#### [Given problem]
Copy only what runs from the line containing "Output a JSON" through the end of the material below, line for line, with both ends included.

#### [Figure contents as structured data]
========================

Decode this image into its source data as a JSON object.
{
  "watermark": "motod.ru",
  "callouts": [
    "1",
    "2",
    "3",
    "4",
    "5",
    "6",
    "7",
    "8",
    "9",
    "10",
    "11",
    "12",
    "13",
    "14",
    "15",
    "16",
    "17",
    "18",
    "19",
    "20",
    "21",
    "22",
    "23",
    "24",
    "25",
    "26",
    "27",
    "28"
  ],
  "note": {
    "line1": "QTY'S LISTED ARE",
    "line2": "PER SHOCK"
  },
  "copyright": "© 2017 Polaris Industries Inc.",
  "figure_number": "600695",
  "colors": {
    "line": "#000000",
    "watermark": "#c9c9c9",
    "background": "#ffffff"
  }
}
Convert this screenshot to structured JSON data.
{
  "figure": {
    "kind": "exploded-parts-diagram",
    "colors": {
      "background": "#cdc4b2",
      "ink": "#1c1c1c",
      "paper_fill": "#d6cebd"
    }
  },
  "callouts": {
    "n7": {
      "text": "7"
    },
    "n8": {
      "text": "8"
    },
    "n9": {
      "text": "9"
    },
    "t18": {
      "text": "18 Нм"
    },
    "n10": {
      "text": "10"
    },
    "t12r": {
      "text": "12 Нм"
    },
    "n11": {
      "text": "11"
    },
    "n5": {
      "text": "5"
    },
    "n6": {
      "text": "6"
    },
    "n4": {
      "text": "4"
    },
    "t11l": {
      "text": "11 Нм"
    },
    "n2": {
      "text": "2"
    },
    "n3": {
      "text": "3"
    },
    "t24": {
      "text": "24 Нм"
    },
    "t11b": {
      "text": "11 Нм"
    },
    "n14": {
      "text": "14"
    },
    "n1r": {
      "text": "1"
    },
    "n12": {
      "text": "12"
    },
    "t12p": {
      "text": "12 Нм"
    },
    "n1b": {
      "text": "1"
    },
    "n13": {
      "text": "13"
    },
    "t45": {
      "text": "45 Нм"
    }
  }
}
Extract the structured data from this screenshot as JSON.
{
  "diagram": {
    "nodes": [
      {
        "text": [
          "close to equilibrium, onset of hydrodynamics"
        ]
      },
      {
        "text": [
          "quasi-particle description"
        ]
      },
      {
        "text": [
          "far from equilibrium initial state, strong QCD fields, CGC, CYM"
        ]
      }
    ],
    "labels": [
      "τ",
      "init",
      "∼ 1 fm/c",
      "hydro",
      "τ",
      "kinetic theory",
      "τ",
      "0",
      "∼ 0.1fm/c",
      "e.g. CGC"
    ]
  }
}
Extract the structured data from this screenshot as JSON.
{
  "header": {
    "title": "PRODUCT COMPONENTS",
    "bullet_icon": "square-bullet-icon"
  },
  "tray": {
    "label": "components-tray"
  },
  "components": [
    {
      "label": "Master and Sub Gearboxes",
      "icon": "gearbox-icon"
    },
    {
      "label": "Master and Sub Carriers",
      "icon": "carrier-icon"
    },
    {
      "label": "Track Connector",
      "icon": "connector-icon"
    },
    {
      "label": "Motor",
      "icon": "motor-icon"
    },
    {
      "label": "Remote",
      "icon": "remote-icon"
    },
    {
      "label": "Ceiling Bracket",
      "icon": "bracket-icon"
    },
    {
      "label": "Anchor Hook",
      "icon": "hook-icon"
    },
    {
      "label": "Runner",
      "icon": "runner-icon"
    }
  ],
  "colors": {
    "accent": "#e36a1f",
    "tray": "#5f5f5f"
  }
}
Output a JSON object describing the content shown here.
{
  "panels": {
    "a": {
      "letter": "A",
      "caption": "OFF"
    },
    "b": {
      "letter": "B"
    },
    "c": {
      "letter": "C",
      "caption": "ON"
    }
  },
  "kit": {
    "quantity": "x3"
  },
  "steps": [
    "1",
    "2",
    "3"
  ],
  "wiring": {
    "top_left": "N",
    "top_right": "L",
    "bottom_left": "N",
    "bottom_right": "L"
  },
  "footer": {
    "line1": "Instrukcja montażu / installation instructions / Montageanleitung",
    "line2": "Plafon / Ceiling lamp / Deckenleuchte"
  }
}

========================

#### [Task output]
Output a JSON object describing the content shown here.
{
  "panels": {
    "a": {
      "letter": "A",
      "caption": "OFF"
    },
    "b": {
      "letter": "B"
    },
    "c": {
      "letter": "C",
      "caption": "ON"
    }
  },
  "kit": {
    "quantity": "x3"
  },
  "steps": [
    "1",
    "2",
    "3"
  ],
  "wiring": {
    "top_left": "N",
    "top_right": "L",
    "bottom_left": "N",
    "bottom_right": "L"
  },
  "footer": {
    "line1": "Instrukcja montażu / installation instructions / Montageanleitung",
    "line2": "Plafon / Ceiling lamp / Deckenleuchte"
  }
}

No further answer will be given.